Your instructions
Pull out all lines from the listing below in which the word "content" appears.

-- begin Stored data --

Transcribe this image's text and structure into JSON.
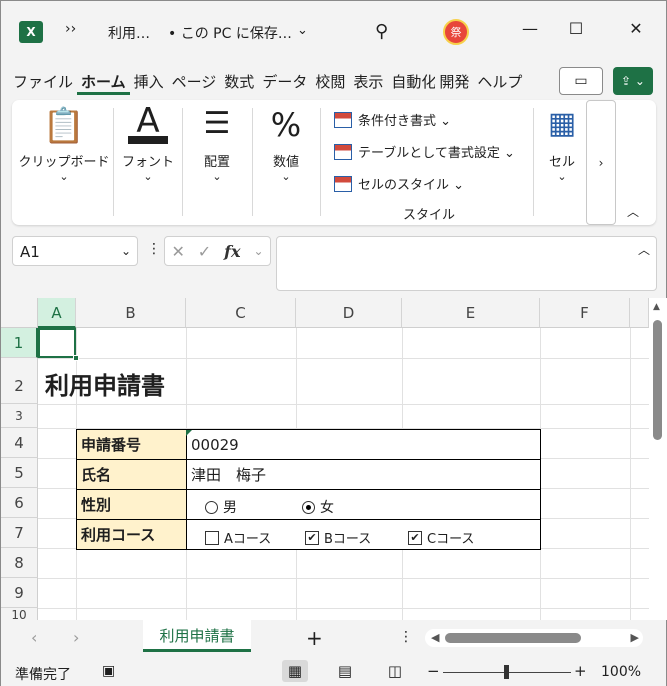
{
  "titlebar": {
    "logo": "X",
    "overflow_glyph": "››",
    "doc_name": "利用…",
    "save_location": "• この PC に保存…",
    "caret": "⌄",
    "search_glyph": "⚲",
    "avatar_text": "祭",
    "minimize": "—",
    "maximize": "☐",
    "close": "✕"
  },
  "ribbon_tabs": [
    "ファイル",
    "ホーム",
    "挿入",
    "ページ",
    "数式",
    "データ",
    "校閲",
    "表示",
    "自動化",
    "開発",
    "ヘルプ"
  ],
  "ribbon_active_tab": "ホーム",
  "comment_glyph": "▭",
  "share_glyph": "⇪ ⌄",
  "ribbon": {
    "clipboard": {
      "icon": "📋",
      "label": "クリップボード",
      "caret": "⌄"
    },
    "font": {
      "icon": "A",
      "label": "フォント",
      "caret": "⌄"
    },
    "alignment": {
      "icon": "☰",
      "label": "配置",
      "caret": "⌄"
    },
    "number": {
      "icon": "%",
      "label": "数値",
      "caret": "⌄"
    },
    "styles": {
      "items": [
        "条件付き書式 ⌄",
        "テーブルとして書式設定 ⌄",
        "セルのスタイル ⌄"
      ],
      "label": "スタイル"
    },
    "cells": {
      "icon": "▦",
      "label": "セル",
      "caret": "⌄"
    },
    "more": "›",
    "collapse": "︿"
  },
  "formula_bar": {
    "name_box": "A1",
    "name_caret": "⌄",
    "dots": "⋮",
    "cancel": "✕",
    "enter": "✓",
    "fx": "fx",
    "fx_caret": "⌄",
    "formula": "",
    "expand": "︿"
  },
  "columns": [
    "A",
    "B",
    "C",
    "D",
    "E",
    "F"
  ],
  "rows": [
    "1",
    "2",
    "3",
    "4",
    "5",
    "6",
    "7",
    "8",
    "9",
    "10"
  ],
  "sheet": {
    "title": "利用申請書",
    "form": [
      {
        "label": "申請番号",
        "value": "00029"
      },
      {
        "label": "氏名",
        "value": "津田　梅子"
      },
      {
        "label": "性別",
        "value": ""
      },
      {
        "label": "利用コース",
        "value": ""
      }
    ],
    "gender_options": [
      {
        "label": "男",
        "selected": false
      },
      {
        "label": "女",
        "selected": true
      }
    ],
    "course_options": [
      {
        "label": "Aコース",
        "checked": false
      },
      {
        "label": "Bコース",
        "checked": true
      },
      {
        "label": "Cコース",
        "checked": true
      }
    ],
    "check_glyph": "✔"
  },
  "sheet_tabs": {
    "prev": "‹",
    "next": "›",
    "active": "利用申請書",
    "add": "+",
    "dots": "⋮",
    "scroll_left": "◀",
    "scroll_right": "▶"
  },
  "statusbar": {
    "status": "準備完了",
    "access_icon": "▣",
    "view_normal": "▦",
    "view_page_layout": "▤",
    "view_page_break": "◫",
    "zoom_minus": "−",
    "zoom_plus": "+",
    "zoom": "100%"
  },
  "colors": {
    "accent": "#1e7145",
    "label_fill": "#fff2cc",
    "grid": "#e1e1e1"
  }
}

-- end Stored data --
-- begin Stored data --

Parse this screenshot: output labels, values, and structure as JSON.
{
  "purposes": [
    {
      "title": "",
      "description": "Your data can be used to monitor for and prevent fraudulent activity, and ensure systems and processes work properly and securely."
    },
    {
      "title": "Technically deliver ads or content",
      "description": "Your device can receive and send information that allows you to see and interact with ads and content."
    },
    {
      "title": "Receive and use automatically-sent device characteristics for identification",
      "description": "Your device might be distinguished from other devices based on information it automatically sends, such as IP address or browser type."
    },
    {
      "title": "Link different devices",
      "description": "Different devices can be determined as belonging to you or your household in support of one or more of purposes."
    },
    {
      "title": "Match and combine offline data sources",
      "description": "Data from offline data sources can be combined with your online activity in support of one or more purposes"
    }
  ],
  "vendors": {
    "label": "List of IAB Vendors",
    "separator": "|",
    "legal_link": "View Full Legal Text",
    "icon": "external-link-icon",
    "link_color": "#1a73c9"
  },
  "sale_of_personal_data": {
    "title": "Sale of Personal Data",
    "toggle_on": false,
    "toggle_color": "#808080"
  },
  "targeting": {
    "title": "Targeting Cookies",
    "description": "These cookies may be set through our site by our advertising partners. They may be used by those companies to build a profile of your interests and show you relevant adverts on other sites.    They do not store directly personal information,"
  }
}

-- end Stored data --

Answer for this exercise
      "title": "Technically deliver ads or content",
      "description": "Your device can receive and send information that allows you to see and interact with ads and content."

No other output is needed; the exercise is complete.